━━━ Rows

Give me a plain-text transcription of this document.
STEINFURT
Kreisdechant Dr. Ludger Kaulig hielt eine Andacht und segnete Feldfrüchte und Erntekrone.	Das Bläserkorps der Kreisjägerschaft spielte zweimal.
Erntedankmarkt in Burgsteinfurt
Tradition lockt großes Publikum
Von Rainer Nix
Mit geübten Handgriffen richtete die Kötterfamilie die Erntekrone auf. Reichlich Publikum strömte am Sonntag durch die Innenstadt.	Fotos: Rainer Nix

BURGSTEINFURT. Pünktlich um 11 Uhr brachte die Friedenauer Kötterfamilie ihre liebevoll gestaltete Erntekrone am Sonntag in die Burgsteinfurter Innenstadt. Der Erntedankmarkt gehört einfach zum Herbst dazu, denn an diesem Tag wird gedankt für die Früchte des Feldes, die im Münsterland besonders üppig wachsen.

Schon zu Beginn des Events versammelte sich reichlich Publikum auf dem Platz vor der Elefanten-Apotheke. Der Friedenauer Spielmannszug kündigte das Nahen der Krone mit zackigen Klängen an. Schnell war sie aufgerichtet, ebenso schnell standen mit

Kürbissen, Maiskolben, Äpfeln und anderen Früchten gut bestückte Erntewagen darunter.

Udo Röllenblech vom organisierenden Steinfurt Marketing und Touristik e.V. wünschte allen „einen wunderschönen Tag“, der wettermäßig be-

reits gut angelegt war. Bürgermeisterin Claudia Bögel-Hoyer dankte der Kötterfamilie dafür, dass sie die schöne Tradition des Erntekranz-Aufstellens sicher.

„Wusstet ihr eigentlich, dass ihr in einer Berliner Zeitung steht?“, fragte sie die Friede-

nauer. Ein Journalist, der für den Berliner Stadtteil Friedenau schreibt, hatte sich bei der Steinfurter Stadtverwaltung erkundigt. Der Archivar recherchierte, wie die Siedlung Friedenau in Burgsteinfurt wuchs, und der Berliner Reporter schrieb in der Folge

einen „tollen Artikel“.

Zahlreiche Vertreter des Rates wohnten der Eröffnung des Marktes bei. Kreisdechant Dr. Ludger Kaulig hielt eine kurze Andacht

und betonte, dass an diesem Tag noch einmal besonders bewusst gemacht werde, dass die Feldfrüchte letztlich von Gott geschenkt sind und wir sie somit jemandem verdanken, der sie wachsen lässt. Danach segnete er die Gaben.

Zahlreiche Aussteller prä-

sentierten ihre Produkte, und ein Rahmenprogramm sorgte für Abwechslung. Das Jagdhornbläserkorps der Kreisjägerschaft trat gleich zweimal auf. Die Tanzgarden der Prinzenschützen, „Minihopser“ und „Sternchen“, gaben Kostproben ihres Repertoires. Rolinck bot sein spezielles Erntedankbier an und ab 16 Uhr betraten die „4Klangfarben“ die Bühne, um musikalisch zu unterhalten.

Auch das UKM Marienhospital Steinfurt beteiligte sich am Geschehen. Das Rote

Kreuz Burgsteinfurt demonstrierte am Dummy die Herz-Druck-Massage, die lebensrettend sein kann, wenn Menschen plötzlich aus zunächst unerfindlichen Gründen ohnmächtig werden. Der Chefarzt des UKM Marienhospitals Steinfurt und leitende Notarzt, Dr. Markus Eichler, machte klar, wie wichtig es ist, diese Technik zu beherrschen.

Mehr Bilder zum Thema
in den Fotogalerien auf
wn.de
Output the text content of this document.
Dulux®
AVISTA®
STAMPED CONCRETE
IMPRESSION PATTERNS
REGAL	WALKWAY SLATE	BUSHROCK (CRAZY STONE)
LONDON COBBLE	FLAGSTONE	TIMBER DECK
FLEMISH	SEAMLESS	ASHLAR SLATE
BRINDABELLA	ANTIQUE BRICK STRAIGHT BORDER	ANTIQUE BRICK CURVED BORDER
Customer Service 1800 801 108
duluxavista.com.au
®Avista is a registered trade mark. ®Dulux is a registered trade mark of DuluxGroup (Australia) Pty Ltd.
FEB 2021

━━━━━━

Search the listing for the string "diesem". Copy each line where it turns up.

BURGSTEINFURT. Pünktlich um 11 Uhr brachte die Friedenauer Kötterfamilie ihre liebevoll gestaltete Erntekrone am Sonntag in die Burgsteinfurter Innenstadt. Der Erntedankmarkt gehört einfach zum Herbst dazu, denn an diesem Tag wird gedankt für die Früchte des Feldes, die im Münsterland besonders üppig wachsen.
und betonte, dass an diesem Tag noch einmal besonders bewusst gemacht werde, dass die Feldfrüchte letztlich von Gott geschenkt sind und wir sie somit jemandem verdanken, der sie wachsen lässt. Danach segnete er die Gaben.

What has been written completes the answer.